Problem details :: Print each line of the listing once more, precisely as given.

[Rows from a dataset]
>> Start
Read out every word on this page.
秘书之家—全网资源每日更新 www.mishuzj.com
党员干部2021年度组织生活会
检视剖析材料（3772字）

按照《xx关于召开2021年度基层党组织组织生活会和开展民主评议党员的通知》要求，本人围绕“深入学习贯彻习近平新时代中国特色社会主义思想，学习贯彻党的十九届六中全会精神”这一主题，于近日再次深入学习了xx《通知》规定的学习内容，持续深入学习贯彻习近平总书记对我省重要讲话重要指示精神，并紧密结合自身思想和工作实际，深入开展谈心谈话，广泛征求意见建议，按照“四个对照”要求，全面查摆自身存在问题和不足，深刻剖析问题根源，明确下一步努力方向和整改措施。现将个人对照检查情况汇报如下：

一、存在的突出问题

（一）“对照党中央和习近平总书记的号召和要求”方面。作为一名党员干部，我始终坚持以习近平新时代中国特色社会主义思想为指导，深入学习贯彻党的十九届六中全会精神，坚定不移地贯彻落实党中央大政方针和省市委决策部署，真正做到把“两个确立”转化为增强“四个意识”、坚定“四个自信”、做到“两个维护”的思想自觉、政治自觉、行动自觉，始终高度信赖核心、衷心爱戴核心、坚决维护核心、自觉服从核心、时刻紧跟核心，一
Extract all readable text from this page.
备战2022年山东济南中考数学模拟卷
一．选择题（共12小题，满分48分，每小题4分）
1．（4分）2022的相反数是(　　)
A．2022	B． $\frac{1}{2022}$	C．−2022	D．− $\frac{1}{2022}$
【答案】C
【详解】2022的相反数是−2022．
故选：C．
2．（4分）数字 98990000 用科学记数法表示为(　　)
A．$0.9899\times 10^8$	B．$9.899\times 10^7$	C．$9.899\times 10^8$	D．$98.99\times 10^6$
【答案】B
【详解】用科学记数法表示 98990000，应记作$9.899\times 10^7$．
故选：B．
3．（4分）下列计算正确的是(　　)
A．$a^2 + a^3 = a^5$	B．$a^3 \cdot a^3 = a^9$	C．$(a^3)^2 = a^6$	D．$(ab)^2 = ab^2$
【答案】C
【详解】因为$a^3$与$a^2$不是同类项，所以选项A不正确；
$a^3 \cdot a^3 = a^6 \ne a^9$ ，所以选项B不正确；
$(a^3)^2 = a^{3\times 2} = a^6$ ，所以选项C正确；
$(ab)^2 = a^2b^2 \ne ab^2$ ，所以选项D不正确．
>> End
Exercise answer ::
Read out every word on this page.
秘书之家—全网资源每日更新 www.mishuzj.com
党员干部2021年度组织生活会
检视剖析材料（3772字）

按照《xx关于召开2021年度基层党组织组织生活会和开展民主评议党员的通知》要求，本人围绕“深入学习贯彻习近平新时代中国特色社会主义思想，学习贯彻党的十九届六中全会精神”这一主题，于近日再次深入学习了xx《通知》规定的学习内容，持续深入学习贯彻习近平总书记对我省重要讲话重要指示精神，并紧密结合自身思想和工作实际，深入开展谈心谈话，广泛征求意见建议，按照“四个对照”要求，全面查摆自身存在问题和不足，深刻剖析问题根源，明确下一步努力方向和整改措施。现将个人对照检查情况汇报如下：

一、存在的突出问题

（一）“对照党中央和习近平总书记的号召和要求”方面。作为一名党员干部，我始终坚持以习近平新时代中国特色社会主义思想为指导，深入学习贯彻党的十九届六中全会精神，坚定不移地贯彻落实党中央大政方针和省市委决策部署，真正做到把“两个确立”转化为增强“四个意识”、坚定“四个自信”、做到“两个维护”的思想自觉、政治自觉、行动自觉，始终高度信赖核心、衷心爱戴核心、坚决维护核心、自觉服从核心、时刻紧跟核心，一
Extract all readable text from this page.
备战2022年山东济南中考数学模拟卷
一．选择题（共12小题，满分48分，每小题4分）
1．（4分）2022的相反数是(　　)
A．2022	B． $\frac{1}{2022}$	C．−2022	D．− $\frac{1}{2022}$
【答案】C
【详解】2022的相反数是−2022．
故选：C．
2．（4分）数字 98990000 用科学记数法表示为(　　)
A．$0.9899\times 10^8$	B．$9.899\times 10^7$	C．$9.899\times 10^8$	D．$98.99\times 10^6$
【答案】B
【详解】用科学记数法表示 98990000，应记作$9.899\times 10^7$．
故选：B．
3．（4分）下列计算正确的是(　　)
A．$a^2 + a^3 = a^5$	B．$a^3 \cdot a^3 = a^9$	C．$(a^3)^2 = a^6$	D．$(ab)^2 = ab^2$
【答案】C
【详解】因为$a^3$与$a^2$不是同类项，所以选项A不正确；
$a^3 \cdot a^3 = a^6 \ne a^9$ ，所以选项B不正确；
$(a^3)^2 = a^{3\times 2} = a^6$ ，所以选项C正确；
$(ab)^2 = a^2b^2 \ne ab^2$ ，所以选项D不正确．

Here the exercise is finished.